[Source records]
— Begin —

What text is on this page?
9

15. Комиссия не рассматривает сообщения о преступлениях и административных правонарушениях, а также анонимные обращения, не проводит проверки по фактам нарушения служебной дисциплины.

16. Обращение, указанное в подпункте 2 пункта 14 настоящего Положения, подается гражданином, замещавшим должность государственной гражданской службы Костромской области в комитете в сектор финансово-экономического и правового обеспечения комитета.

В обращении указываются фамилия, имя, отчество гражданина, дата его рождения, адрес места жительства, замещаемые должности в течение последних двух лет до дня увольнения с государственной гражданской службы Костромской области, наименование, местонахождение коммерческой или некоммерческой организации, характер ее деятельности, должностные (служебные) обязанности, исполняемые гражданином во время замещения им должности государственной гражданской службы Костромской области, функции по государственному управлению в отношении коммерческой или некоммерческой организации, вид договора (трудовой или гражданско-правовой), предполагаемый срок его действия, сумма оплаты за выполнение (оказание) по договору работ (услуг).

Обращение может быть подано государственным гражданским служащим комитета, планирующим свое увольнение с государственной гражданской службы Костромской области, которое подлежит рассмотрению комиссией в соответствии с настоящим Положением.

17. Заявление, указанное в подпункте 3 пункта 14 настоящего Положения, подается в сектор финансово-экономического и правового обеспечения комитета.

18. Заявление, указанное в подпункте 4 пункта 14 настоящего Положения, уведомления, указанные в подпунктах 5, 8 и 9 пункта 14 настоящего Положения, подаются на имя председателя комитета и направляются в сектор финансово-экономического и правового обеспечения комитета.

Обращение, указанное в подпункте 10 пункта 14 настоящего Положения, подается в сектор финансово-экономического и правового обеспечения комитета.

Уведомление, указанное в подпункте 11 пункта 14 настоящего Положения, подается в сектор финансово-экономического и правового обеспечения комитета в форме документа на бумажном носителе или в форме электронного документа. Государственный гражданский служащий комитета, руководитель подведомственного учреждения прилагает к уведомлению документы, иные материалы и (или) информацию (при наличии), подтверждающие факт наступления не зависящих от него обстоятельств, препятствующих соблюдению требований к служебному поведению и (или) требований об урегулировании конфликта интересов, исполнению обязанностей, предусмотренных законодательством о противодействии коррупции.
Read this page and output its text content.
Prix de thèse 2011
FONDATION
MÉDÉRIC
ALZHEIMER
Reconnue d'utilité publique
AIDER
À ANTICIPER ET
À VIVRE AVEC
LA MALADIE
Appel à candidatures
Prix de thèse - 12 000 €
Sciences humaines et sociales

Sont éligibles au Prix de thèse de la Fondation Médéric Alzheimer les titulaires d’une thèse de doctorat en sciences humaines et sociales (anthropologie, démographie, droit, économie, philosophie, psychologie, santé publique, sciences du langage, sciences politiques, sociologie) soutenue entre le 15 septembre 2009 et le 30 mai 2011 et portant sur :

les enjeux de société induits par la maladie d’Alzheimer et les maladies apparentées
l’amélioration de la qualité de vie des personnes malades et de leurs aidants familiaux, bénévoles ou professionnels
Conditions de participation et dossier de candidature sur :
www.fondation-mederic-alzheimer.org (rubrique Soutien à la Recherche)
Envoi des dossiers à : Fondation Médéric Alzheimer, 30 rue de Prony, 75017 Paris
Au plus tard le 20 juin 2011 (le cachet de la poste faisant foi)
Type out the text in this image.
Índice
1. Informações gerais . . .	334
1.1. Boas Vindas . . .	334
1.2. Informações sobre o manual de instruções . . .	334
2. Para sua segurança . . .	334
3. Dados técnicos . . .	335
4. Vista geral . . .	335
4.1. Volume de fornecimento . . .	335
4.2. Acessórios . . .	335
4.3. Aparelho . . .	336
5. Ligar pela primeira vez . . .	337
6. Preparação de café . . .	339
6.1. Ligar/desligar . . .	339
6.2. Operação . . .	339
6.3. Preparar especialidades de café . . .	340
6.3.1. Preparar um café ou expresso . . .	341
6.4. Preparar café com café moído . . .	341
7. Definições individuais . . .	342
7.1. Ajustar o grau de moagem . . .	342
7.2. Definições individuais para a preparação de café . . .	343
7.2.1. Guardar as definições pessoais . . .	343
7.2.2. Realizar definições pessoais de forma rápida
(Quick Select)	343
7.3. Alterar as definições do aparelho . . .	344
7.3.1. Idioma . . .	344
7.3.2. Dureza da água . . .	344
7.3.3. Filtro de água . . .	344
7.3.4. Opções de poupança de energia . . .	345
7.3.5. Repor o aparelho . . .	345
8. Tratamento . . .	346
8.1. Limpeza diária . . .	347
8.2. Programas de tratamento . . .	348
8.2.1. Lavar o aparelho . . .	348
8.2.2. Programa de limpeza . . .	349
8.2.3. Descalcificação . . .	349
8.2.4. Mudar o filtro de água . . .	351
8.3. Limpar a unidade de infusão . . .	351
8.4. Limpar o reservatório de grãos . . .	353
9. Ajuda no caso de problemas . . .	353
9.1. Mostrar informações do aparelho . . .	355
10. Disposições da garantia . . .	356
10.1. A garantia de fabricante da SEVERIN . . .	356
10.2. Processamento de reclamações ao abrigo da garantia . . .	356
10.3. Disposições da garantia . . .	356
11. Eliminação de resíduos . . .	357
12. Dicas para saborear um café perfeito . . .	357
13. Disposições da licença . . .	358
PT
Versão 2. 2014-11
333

— End —

- _Job_:
Output every record above exactly as it appears.

- _Task output_:
What text is on this page?
9

15. Комиссия не рассматривает сообщения о преступлениях и административных правонарушениях, а также анонимные обращения, не проводит проверки по фактам нарушения служебной дисциплины.

16. Обращение, указанное в подпункте 2 пункта 14 настоящего Положения, подается гражданином, замещавшим должность государственной гражданской службы Костромской области в комитете в сектор финансово-экономического и правового обеспечения комитета.

В обращении указываются фамилия, имя, отчество гражданина, дата его рождения, адрес места жительства, замещаемые должности в течение последних двух лет до дня увольнения с государственной гражданской службы Костромской области, наименование, местонахождение коммерческой или некоммерческой организации, характер ее деятельности, должностные (служебные) обязанности, исполняемые гражданином во время замещения им должности государственной гражданской службы Костромской области, функции по государственному управлению в отношении коммерческой или некоммерческой организации, вид договора (трудовой или гражданско-правовой), предполагаемый срок его действия, сумма оплаты за выполнение (оказание) по договору работ (услуг).

Обращение может быть подано государственным гражданским служащим комитета, планирующим свое увольнение с государственной гражданской службы Костромской области, которое подлежит рассмотрению комиссией в соответствии с настоящим Положением.

17. Заявление, указанное в подпункте 3 пункта 14 настоящего Положения, подается в сектор финансово-экономического и правового обеспечения комитета.

18. Заявление, указанное в подпункте 4 пункта 14 настоящего Положения, уведомления, указанные в подпунктах 5, 8 и 9 пункта 14 настоящего Положения, подаются на имя председателя комитета и направляются в сектор финансово-экономического и правового обеспечения комитета.

Обращение, указанное в подпункте 10 пункта 14 настоящего Положения, подается в сектор финансово-экономического и правового обеспечения комитета.

Уведомление, указанное в подпункте 11 пункта 14 настоящего Положения, подается в сектор финансово-экономического и правового обеспечения комитета в форме документа на бумажном носителе или в форме электронного документа. Государственный гражданский служащий комитета, руководитель подведомственного учреждения прилагает к уведомлению документы, иные материалы и (или) информацию (при наличии), подтверждающие факт наступления не зависящих от него обстоятельств, препятствующих соблюдению требований к служебному поведению и (или) требований об урегулировании конфликта интересов, исполнению обязанностей, предусмотренных законодательством о противодействии коррупции.
Read this page and output its text content.
Prix de thèse 2011
FONDATION
MÉDÉRIC
ALZHEIMER
Reconnue d'utilité publique
AIDER
À ANTICIPER ET
À VIVRE AVEC
LA MALADIE
Appel à candidatures
Prix de thèse - 12 000 €
Sciences humaines et sociales

Sont éligibles au Prix de thèse de la Fondation Médéric Alzheimer les titulaires d’une thèse de doctorat en sciences humaines et sociales (anthropologie, démographie, droit, économie, philosophie, psychologie, santé publique, sciences du langage, sciences politiques, sociologie) soutenue entre le 15 septembre 2009 et le 30 mai 2011 et portant sur :

les enjeux de société induits par la maladie d’Alzheimer et les maladies apparentées
l’amélioration de la qualité de vie des personnes malades et de leurs aidants familiaux, bénévoles ou professionnels
Conditions de participation et dossier de candidature sur :
www.fondation-mederic-alzheimer.org (rubrique Soutien à la Recherche)
Envoi des dossiers à : Fondation Médéric Alzheimer, 30 rue de Prony, 75017 Paris
Au plus tard le 20 juin 2011 (le cachet de la poste faisant foi)
Type out the text in this image.
Índice
1. Informações gerais . . .	334
1.1. Boas Vindas . . .	334
1.2. Informações sobre o manual de instruções . . .	334
2. Para sua segurança . . .	334
3. Dados técnicos . . .	335
4. Vista geral . . .	335
4.1. Volume de fornecimento . . .	335
4.2. Acessórios . . .	335
4.3. Aparelho . . .	336
5. Ligar pela primeira vez . . .	337
6. Preparação de café . . .	339
6.1. Ligar/desligar . . .	339
6.2. Operação . . .	339
6.3. Preparar especialidades de café . . .	340
6.3.1. Preparar um café ou expresso . . .	341
6.4. Preparar café com café moído . . .	341
7. Definições individuais . . .	342
7.1. Ajustar o grau de moagem . . .	342
7.2. Definições individuais para a preparação de café . . .	343
7.2.1. Guardar as definições pessoais . . .	343
7.2.2. Realizar definições pessoais de forma rápida
(Quick Select)	343
7.3. Alterar as definições do aparelho . . .	344
7.3.1. Idioma . . .	344
7.3.2. Dureza da água . . .	344
7.3.3. Filtro de água . . .	344
7.3.4. Opções de poupança de energia . . .	345
7.3.5. Repor o aparelho . . .	345
8. Tratamento . . .	346
8.1. Limpeza diária . . .	347
8.2. Programas de tratamento . . .	348
8.2.1. Lavar o aparelho . . .	348
8.2.2. Programa de limpeza . . .	349
8.2.3. Descalcificação . . .	349
8.2.4. Mudar o filtro de água . . .	351
8.3. Limpar a unidade de infusão . . .	351
8.4. Limpar o reservatório de grãos . . .	353
9. Ajuda no caso de problemas . . .	353
9.1. Mostrar informações do aparelho . . .	355
10. Disposições da garantia . . .	356
10.1. A garantia de fabricante da SEVERIN . . .	356
10.2. Processamento de reclamações ao abrigo da garantia . . .	356
10.3. Disposições da garantia . . .	356
11. Eliminação de resíduos . . .	357
12. Dicas para saborear um café perfeito . . .	357
13. Disposições da licença . . .	358
PT
Versão 2. 2014-11
333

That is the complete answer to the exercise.